Directive
Scan the material that follows. Copy every line containing the word "incrementados".

Extracted data
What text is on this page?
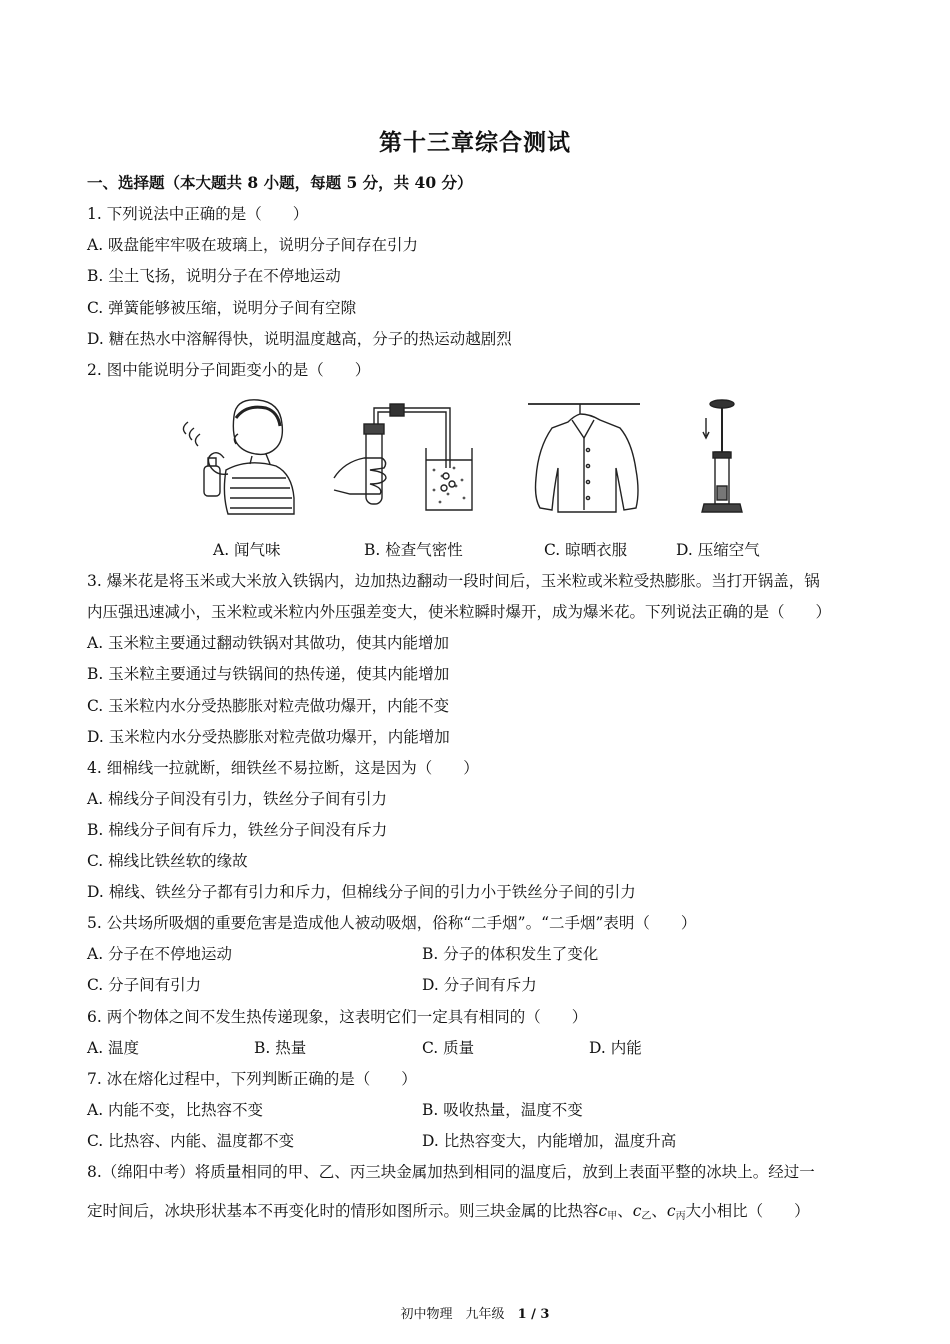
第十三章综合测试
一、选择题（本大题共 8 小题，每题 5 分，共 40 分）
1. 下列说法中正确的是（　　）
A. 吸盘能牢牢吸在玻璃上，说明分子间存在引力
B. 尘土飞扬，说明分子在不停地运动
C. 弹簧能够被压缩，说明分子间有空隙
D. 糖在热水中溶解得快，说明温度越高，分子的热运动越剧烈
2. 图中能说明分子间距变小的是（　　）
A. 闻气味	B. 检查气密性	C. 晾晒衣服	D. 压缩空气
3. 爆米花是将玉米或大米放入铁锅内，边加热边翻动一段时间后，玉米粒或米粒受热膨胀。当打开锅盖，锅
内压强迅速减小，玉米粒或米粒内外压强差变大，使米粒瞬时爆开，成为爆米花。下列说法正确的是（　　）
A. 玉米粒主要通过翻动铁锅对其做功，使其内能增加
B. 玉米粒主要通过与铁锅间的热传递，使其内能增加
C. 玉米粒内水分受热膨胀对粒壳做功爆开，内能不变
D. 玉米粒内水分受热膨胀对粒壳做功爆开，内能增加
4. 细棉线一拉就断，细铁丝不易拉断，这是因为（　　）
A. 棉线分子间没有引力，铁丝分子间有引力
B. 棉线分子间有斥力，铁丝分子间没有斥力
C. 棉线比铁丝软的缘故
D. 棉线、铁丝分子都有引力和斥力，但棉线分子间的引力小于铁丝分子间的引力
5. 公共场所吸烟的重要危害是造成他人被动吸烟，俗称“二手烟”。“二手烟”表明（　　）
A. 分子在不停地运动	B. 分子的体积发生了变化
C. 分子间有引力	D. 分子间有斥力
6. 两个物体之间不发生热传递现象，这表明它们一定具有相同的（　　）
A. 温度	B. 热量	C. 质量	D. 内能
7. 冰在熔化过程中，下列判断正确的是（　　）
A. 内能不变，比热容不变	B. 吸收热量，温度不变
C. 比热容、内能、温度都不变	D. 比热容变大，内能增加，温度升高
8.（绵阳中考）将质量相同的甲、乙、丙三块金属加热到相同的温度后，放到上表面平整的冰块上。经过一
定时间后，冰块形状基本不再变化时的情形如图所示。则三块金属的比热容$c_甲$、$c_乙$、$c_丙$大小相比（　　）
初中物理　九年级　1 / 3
...
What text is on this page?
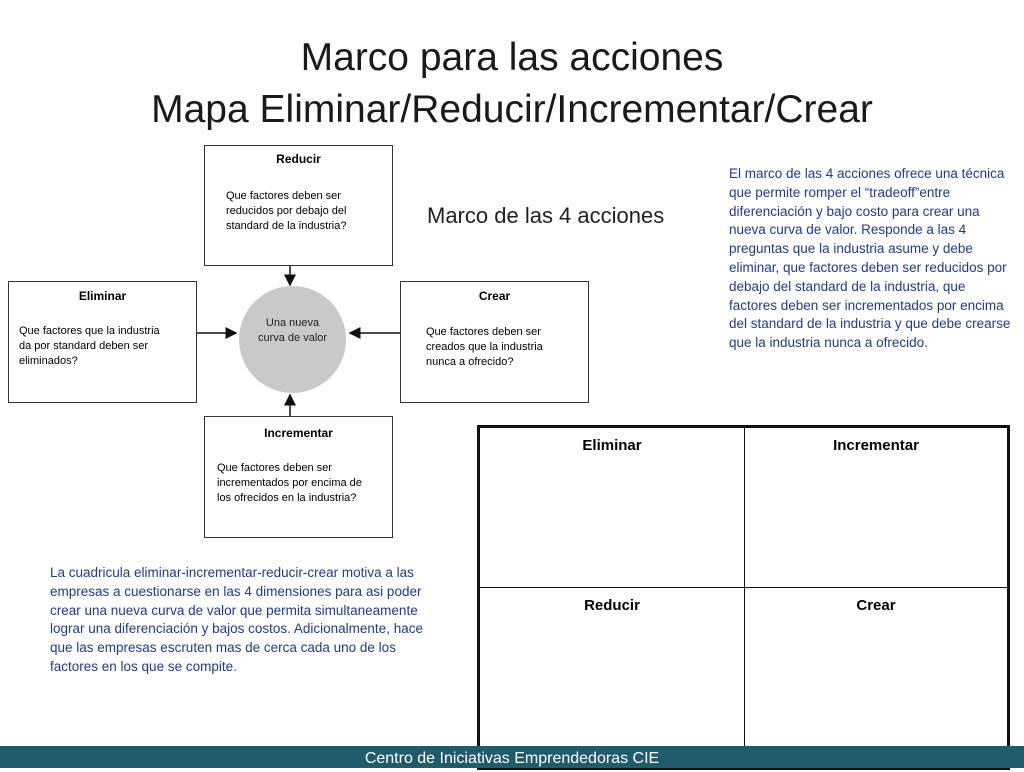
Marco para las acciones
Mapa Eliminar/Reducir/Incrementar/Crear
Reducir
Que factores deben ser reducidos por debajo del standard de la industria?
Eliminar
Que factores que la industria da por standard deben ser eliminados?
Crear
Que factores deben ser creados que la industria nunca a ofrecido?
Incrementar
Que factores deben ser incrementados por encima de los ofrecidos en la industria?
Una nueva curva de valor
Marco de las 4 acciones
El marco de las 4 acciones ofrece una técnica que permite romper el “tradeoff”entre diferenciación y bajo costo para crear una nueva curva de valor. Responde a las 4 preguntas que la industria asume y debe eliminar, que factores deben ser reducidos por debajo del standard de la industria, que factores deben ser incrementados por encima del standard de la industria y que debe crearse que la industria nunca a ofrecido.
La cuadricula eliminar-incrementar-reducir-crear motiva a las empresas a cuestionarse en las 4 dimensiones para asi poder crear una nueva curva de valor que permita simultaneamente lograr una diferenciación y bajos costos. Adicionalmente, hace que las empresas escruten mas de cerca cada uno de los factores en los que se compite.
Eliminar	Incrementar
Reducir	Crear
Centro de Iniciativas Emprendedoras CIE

Answer to the exercise
Que factores deben ser incrementados por encima de los ofrecidos en la industria?
El marco de las 4 acciones ofrece una técnica que permite romper el “tradeoff”entre diferenciación y bajo costo para crear una nueva curva de valor. Responde a las 4 preguntas que la industria asume y debe eliminar, que factores deben ser reducidos por debajo del standard de la industria, que factores deben ser incrementados por encima del standard de la industria y que debe crearse que la industria nunca a ofrecido.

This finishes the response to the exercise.